● Problem to solve
Write out each of the records below word for word, leaving out the pictures.

● Entries shown
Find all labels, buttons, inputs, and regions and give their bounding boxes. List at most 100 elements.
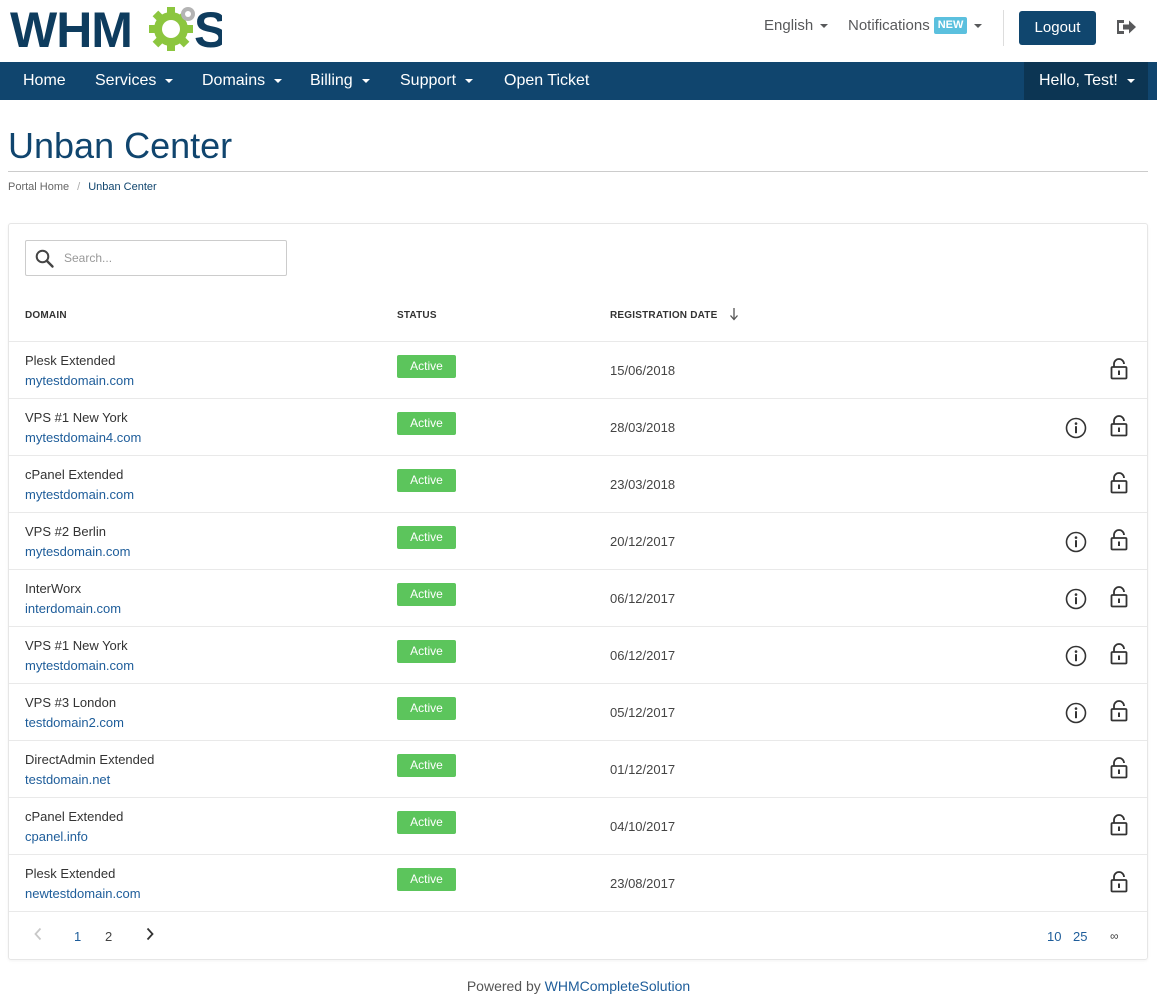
- chevron-down-icon: [361, 78, 370, 83]
- pagination-prev-icon[interactable]: [33, 927, 43, 944]
- chevron-down-icon: [165, 78, 174, 83]
- domain-link[interactable]: mytestdomain.com: [25, 487, 134, 502]
- registration-date: 23/03/2018: [610, 477, 676, 492]
- table-row: InterWorx interdomain.com Active 06/12/2017: [9, 569, 1147, 626]
- unlock-icon[interactable]: [1110, 757, 1128, 784]
- registration-date: 20/12/2017: [610, 534, 676, 549]
- page-size-25[interactable]: 25: [1073, 929, 1087, 944]
- nav-home-label: Home: [23, 72, 66, 89]
- table-row: Plesk Extended mytestdomain.com Active 15/0…: [9, 341, 1147, 398]
- page-size-all[interactable]: ∞: [1110, 929, 1119, 943]
- unlock-icon[interactable]: [1110, 472, 1128, 499]
- user-menu[interactable]: Hello, Test!: [1024, 62, 1148, 100]
- breadcrumb-separator: /: [77, 181, 81, 193]
- status-badge: Active: [397, 811, 456, 834]
- registration-date: 15/06/2018: [610, 363, 676, 378]
- whmcs-logo[interactable]: WHM S: [10, 5, 222, 53]
- info-icon[interactable]: [1065, 588, 1087, 615]
- page-size-10[interactable]: 10: [1047, 929, 1061, 944]
- table-row: DirectAdmin Extended testdomain.net Active…: [9, 740, 1147, 797]
- registration-date: 05/12/2017: [610, 705, 676, 720]
- domain-link[interactable]: mytestdomain4.com: [25, 430, 141, 445]
- domain-link[interactable]: mytestdomain.com: [25, 658, 134, 673]
- breadcrumb-current: Unban Center: [88, 181, 157, 193]
- nav-support-label: Support: [400, 72, 457, 89]
- domain-link[interactable]: newtestdomain.com: [25, 886, 141, 901]
- svg-text:WHM: WHM: [10, 5, 132, 53]
- nav-open-ticket-label: Open Ticket: [504, 72, 590, 89]
- unlock-icon[interactable]: [1110, 643, 1128, 670]
- unban-table-card: DOMAIN STATUS REGISTRATION DATE Plesk Ex…: [8, 223, 1148, 960]
- header-divider: [1003, 10, 1004, 46]
- domain-link[interactable]: mytesdomain.com: [25, 544, 130, 559]
- svg-text:S: S: [194, 5, 222, 53]
- status-badge: Active: [397, 640, 456, 663]
- info-icon[interactable]: [1065, 702, 1087, 729]
- chevron-down-icon: [465, 78, 474, 83]
- nav-services-label: Services: [95, 72, 157, 89]
- unlock-icon[interactable]: [1110, 814, 1128, 841]
- unlock-icon[interactable]: [1110, 586, 1128, 613]
- unlock-icon[interactable]: [1110, 700, 1128, 727]
- info-icon[interactable]: [1065, 645, 1087, 672]
- service-name: Plesk Extended: [25, 866, 116, 881]
- service-name: DirectAdmin Extended: [25, 752, 155, 767]
- table-row: VPS #3 London testdomain2.com Active 05/12/…: [9, 683, 1147, 740]
- nav-services[interactable]: Services: [95, 62, 174, 100]
- status-badge: Active: [397, 355, 456, 378]
- pagination-page-2[interactable]: 2: [105, 929, 112, 944]
- unlock-icon[interactable]: [1110, 358, 1128, 385]
- domain-link[interactable]: testdomain.net: [25, 772, 110, 787]
- service-name: VPS #1 New York: [25, 638, 128, 653]
- search-input[interactable]: [64, 241, 284, 275]
- page-title: Unban Center: [8, 125, 233, 166]
- registration-date: 06/12/2017: [610, 591, 676, 606]
- logo-graphic: WHM S: [10, 5, 222, 53]
- title-divider: [8, 171, 1148, 172]
- service-name: cPanel Extended: [25, 467, 124, 482]
- breadcrumb: Portal Home / Unban Center: [8, 181, 157, 193]
- service-name: VPS #1 New York: [25, 410, 128, 425]
- notifications-label: Notifications: [848, 17, 930, 34]
- registration-date: 28/03/2018: [610, 420, 676, 435]
- table-row: VPS #1 New York mytestdomain.com Active 06/…: [9, 626, 1147, 683]
- unlock-icon[interactable]: [1110, 415, 1128, 442]
- status-badge: Active: [397, 412, 456, 435]
- status-badge: Active: [397, 754, 456, 777]
- domain-link[interactable]: mytestdomain.com: [25, 373, 134, 388]
- nav-billing[interactable]: Billing: [310, 62, 370, 100]
- registration-date: 23/08/2017: [610, 876, 676, 891]
- service-name: VPS #2 Berlin: [25, 524, 106, 539]
- table-row: cPanel Extended mytestdomain.com Active 23/…: [9, 455, 1147, 512]
- nav-home[interactable]: Home: [23, 62, 66, 100]
- nav-support[interactable]: Support: [400, 62, 474, 100]
- service-name: InterWorx: [25, 581, 82, 596]
- language-selector[interactable]: English: [764, 17, 829, 34]
- table-row: cPanel Extended cpanel.info Active 04/10/20…: [9, 797, 1147, 854]
- search-box: [25, 240, 287, 276]
- notifications-dropdown[interactable]: Notifications NEW: [848, 17, 983, 34]
- language-label: English: [764, 17, 814, 34]
- powered-by-link[interactable]: WHMCompleteSolution: [545, 978, 691, 994]
- info-icon[interactable]: [1065, 531, 1087, 558]
- breadcrumb-portal-home[interactable]: Portal Home: [8, 181, 69, 193]
- table-row: Plesk Extended newtestdomain.com Active 23/…: [9, 854, 1147, 911]
- logout-button[interactable]: Logout: [1019, 11, 1096, 45]
- domain-link[interactable]: interdomain.com: [25, 601, 121, 616]
- column-header-status[interactable]: STATUS: [397, 310, 437, 321]
- sort-descending-icon[interactable]: [729, 307, 739, 326]
- nav-domains[interactable]: Domains: [202, 62, 283, 100]
- domain-link[interactable]: cpanel.info: [25, 829, 88, 844]
- column-header-registration-date[interactable]: REGISTRATION DATE: [610, 310, 717, 321]
- pagination-page-1[interactable]: 1: [74, 929, 81, 944]
- column-header-domain[interactable]: DOMAIN: [25, 310, 67, 321]
- status-badge: Active: [397, 868, 456, 891]
- table-row: VPS #2 Berlin mytesdomain.com Active 20/12/…: [9, 512, 1147, 569]
- unlock-icon[interactable]: [1110, 871, 1128, 898]
- pagination-next-icon[interactable]: [145, 927, 155, 944]
- unlock-icon[interactable]: [1110, 529, 1128, 556]
- domain-link[interactable]: testdomain2.com: [25, 715, 124, 730]
- sign-out-icon[interactable]: [1115, 17, 1137, 42]
- nav-open-ticket[interactable]: Open Ticket: [504, 62, 589, 100]
- info-icon[interactable]: [1065, 417, 1087, 444]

● Solution for this task
Find all labels, buttons, inputs, and regions and give their bounding boxes. List at most 100 elements.
- chevron-down-icon: [361, 78, 370, 83]
- pagination-prev-icon[interactable]: [33, 927, 43, 944]
- chevron-down-icon: [165, 78, 174, 83]
- domain-link[interactable]: mytestdomain.com: [25, 487, 134, 502]
- registration-date: 23/03/2018: [610, 477, 676, 492]
- table-row: InterWorx interdomain.com Active 06/12/2017: [9, 569, 1147, 626]
- unlock-icon[interactable]: [1110, 757, 1128, 784]
- registration-date: 20/12/2017: [610, 534, 676, 549]
- page-size-25[interactable]: 25: [1073, 929, 1087, 944]
- nav-home-label: Home: [23, 72, 66, 89]
- table-row: Plesk Extended mytestdomain.com Active 15/0…: [9, 341, 1147, 398]
- page-size-all[interactable]: ∞: [1110, 929, 1119, 943]
- unlock-icon[interactable]: [1110, 472, 1128, 499]
- user-menu[interactable]: Hello, Test!: [1024, 62, 1148, 100]
- breadcrumb-separator: /: [77, 181, 81, 193]
- status-badge: Active: [397, 811, 456, 834]
- registration-date: 15/06/2018: [610, 363, 676, 378]
- whmcs-logo[interactable]: WHM S: [10, 5, 222, 53]
- info-icon[interactable]: [1065, 588, 1087, 615]
- page-size-10[interactable]: 10: [1047, 929, 1061, 944]
- table-row: DirectAdmin Extended testdomain.net Active…: [9, 740, 1147, 797]
- registration-date: 05/12/2017: [610, 705, 676, 720]
- domain-link[interactable]: mytestdomain4.com: [25, 430, 141, 445]
- domain-link[interactable]: mytestdomain.com: [25, 658, 134, 673]
- breadcrumb-current: Unban Center: [88, 181, 157, 193]
- nav-support-label: Support: [400, 72, 457, 89]
- domain-link[interactable]: newtestdomain.com: [25, 886, 141, 901]
- svg-text:WHM: WHM: [10, 5, 132, 53]
- nav-open-ticket-label: Open Ticket: [504, 72, 590, 89]
- unlock-icon[interactable]: [1110, 643, 1128, 670]
- unban-table-card: DOMAIN STATUS REGISTRATION DATE Plesk Ex…: [8, 223, 1148, 960]
- header-divider: [1003, 10, 1004, 46]
- domain-link[interactable]: mytesdomain.com: [25, 544, 130, 559]
- svg-text:S: S: [194, 5, 222, 53]
- status-badge: Active: [397, 640, 456, 663]
- info-icon[interactable]: [1065, 702, 1087, 729]
- chevron-down-icon: [465, 78, 474, 83]
- nav-services-label: Services: [95, 72, 157, 89]
- unlock-icon[interactable]: [1110, 814, 1128, 841]
- unlock-icon[interactable]: [1110, 586, 1128, 613]
- unlock-icon[interactable]: [1110, 700, 1128, 727]
- info-icon[interactable]: [1065, 645, 1087, 672]
- service-name: Plesk Extended: [25, 866, 116, 881]
- service-name: DirectAdmin Extended: [25, 752, 155, 767]
- table-row: VPS #3 London testdomain2.com Active 05/12/…: [9, 683, 1147, 740]
- nav-services[interactable]: Services: [95, 62, 174, 100]
- status-badge: Active: [397, 355, 456, 378]
- pagination-page-2[interactable]: 2: [105, 929, 112, 944]
- unlock-icon[interactable]: [1110, 358, 1128, 385]
- domain-link[interactable]: testdomain.net: [25, 772, 110, 787]
- service-name: VPS #1 New York: [25, 638, 128, 653]
- search-input[interactable]: [64, 241, 284, 275]
- page-title: Unban Center: [8, 125, 233, 166]
- registration-date: 06/12/2017: [610, 591, 676, 606]
- logo-graphic: WHM S: [10, 5, 222, 53]
- title-divider: [8, 171, 1148, 172]
- service-name: cPanel Extended: [25, 467, 124, 482]
- breadcrumb: Portal Home / Unban Center: [8, 181, 157, 193]
- service-name: VPS #1 New York: [25, 410, 128, 425]
- notifications-label: Notifications: [848, 17, 930, 34]
- registration-date: 28/03/2018: [610, 420, 676, 435]
- table-row: VPS #1 New York mytestdomain.com Active 06/…: [9, 626, 1147, 683]
- unlock-icon[interactable]: [1110, 415, 1128, 442]
- status-badge: Active: [397, 412, 456, 435]
- status-badge: Active: [397, 754, 456, 777]
- domain-link[interactable]: mytestdomain.com: [25, 373, 134, 388]
- nav-billing[interactable]: Billing: [310, 62, 370, 100]
- registration-date: 23/08/2017: [610, 876, 676, 891]
- service-name: VPS #2 Berlin: [25, 524, 106, 539]
- table-row: cPanel Extended mytestdomain.com Active 23/…: [9, 455, 1147, 512]
- nav-home[interactable]: Home: [23, 62, 66, 100]
- nav-support[interactable]: Support: [400, 62, 474, 100]
- service-name: InterWorx: [25, 581, 82, 596]
- language-selector[interactable]: English: [764, 17, 829, 34]
- table-row: cPanel Extended cpanel.info Active 04/10/20…: [9, 797, 1147, 854]
- search-box: [25, 240, 287, 276]
- notifications-dropdown[interactable]: Notifications NEW: [848, 17, 983, 34]
- language-label: English: [764, 17, 814, 34]
- powered-by-link[interactable]: WHMCompleteSolution: [545, 978, 691, 994]
- info-icon[interactable]: [1065, 531, 1087, 558]
- breadcrumb-portal-home[interactable]: Portal Home: [8, 181, 69, 193]
- table-row: Plesk Extended newtestdomain.com Active 23/…: [9, 854, 1147, 911]
- logout-button[interactable]: Logout: [1019, 11, 1096, 45]
- domain-link[interactable]: interdomain.com: [25, 601, 121, 616]
- column-header-status[interactable]: STATUS: [397, 310, 437, 321]
- sort-descending-icon[interactable]: [729, 307, 739, 326]
- nav-domains[interactable]: Domains: [202, 62, 283, 100]
- domain-link[interactable]: cpanel.info: [25, 829, 88, 844]
- column-header-registration-date[interactable]: REGISTRATION DATE: [610, 310, 717, 321]
- pagination-page-1[interactable]: 1: [74, 929, 81, 944]
- column-header-domain[interactable]: DOMAIN: [25, 310, 67, 321]
- status-badge: Active: [397, 868, 456, 891]
- table-row: VPS #2 Berlin mytesdomain.com Active 20/12/…: [9, 512, 1147, 569]
- unlock-icon[interactable]: [1110, 871, 1128, 898]
- pagination-next-icon[interactable]: [145, 927, 155, 944]
- unlock-icon[interactable]: [1110, 529, 1128, 556]
- domain-link[interactable]: testdomain2.com: [25, 715, 124, 730]
- sign-out-icon[interactable]: [1115, 17, 1137, 42]
- nav-open-ticket[interactable]: Open Ticket: [504, 62, 589, 100]
- info-icon[interactable]: [1065, 417, 1087, 444]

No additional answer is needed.